WHAT YOU NEED TO DO:
Retype each record shown below, leaving every character as it is.

THE INPUT:

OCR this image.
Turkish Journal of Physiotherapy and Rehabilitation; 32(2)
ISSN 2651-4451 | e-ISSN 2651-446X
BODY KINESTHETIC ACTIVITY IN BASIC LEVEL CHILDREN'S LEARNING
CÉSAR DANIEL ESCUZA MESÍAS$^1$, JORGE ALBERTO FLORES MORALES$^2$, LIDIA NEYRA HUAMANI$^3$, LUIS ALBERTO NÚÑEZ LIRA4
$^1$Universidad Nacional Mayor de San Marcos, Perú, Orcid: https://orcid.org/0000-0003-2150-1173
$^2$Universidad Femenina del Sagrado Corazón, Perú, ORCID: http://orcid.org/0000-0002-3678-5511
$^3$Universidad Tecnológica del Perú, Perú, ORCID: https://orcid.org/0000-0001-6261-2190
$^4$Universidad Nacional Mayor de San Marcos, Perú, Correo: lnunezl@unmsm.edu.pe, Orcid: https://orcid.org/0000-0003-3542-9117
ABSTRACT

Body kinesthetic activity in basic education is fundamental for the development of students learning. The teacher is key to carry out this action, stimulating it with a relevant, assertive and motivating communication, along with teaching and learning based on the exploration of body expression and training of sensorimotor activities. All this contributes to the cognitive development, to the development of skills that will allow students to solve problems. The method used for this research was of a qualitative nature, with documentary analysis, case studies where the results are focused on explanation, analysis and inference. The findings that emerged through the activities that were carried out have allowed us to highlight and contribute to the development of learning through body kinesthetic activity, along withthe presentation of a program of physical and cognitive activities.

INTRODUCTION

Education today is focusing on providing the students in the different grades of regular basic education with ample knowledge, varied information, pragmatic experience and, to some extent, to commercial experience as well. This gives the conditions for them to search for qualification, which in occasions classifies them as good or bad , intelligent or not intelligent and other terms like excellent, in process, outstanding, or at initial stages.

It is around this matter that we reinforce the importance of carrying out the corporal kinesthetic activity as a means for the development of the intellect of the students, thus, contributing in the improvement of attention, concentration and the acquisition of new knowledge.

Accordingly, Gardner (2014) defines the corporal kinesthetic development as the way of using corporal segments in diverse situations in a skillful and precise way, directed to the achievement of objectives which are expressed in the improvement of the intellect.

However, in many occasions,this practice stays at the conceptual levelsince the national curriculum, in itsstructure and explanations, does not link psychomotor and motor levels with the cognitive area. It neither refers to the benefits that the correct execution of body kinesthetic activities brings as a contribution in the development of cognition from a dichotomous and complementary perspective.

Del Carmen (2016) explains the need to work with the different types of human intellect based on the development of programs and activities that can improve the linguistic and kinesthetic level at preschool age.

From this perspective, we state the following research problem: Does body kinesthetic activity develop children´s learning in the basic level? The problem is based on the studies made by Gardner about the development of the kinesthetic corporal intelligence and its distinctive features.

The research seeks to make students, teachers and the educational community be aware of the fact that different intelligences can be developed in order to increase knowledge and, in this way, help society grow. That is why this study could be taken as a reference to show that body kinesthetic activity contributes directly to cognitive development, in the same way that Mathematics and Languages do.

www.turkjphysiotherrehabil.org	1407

PROBLEM SOLUTION:
OCR this image.
Turkish Journal of Physiotherapy and Rehabilitation; 32(2)
ISSN 2651-4451 | e-ISSN 2651-446X
BODY KINESTHETIC ACTIVITY IN BASIC LEVEL CHILDREN'S LEARNING
CÉSAR DANIEL ESCUZA MESÍAS$^1$, JORGE ALBERTO FLORES MORALES$^2$, LIDIA NEYRA HUAMANI$^3$, LUIS ALBERTO NÚÑEZ LIRA4
$^1$Universidad Nacional Mayor de San Marcos, Perú, Orcid: https://orcid.org/0000-0003-2150-1173
$^2$Universidad Femenina del Sagrado Corazón, Perú, ORCID: http://orcid.org/0000-0002-3678-5511
$^3$Universidad Tecnológica del Perú, Perú, ORCID: https://orcid.org/0000-0001-6261-2190
$^4$Universidad Nacional Mayor de San Marcos, Perú, Correo: lnunezl@unmsm.edu.pe, Orcid: https://orcid.org/0000-0003-3542-9117
ABSTRACT

Body kinesthetic activity in basic education is fundamental for the development of students learning. The teacher is key to carry out this action, stimulating it with a relevant, assertive and motivating communication, along with teaching and learning based on the exploration of body expression and training of sensorimotor activities. All this contributes to the cognitive development, to the development of skills that will allow students to solve problems. The method used for this research was of a qualitative nature, with documentary analysis, case studies where the results are focused on explanation, analysis and inference. The findings that emerged through the activities that were carried out have allowed us to highlight and contribute to the development of learning through body kinesthetic activity, along withthe presentation of a program of physical and cognitive activities.

INTRODUCTION

Education today is focusing on providing the students in the different grades of regular basic education with ample knowledge, varied information, pragmatic experience and, to some extent, to commercial experience as well. This gives the conditions for them to search for qualification, which in occasions classifies them as good or bad , intelligent or not intelligent and other terms like excellent, in process, outstanding, or at initial stages.

It is around this matter that we reinforce the importance of carrying out the corporal kinesthetic activity as a means for the development of the intellect of the students, thus, contributing in the improvement of attention, concentration and the acquisition of new knowledge.

Accordingly, Gardner (2014) defines the corporal kinesthetic development as the way of using corporal segments in diverse situations in a skillful and precise way, directed to the achievement of objectives which are expressed in the improvement of the intellect.

However, in many occasions,this practice stays at the conceptual levelsince the national curriculum, in itsstructure and explanations, does not link psychomotor and motor levels with the cognitive area. It neither refers to the benefits that the correct execution of body kinesthetic activities brings as a contribution in the development of cognition from a dichotomous and complementary perspective.

Del Carmen (2016) explains the need to work with the different types of human intellect based on the development of programs and activities that can improve the linguistic and kinesthetic level at preschool age.

From this perspective, we state the following research problem: Does body kinesthetic activity develop children´s learning in the basic level? The problem is based on the studies made by Gardner about the development of the kinesthetic corporal intelligence and its distinctive features.

The research seeks to make students, teachers and the educational community be aware of the fact that different intelligences can be developed in order to increase knowledge and, in this way, help society grow. That is why this study could be taken as a reference to show that body kinesthetic activity contributes directly to cognitive development, in the same way that Mathematics and Languages do.

www.turkjphysiotherrehabil.org	1407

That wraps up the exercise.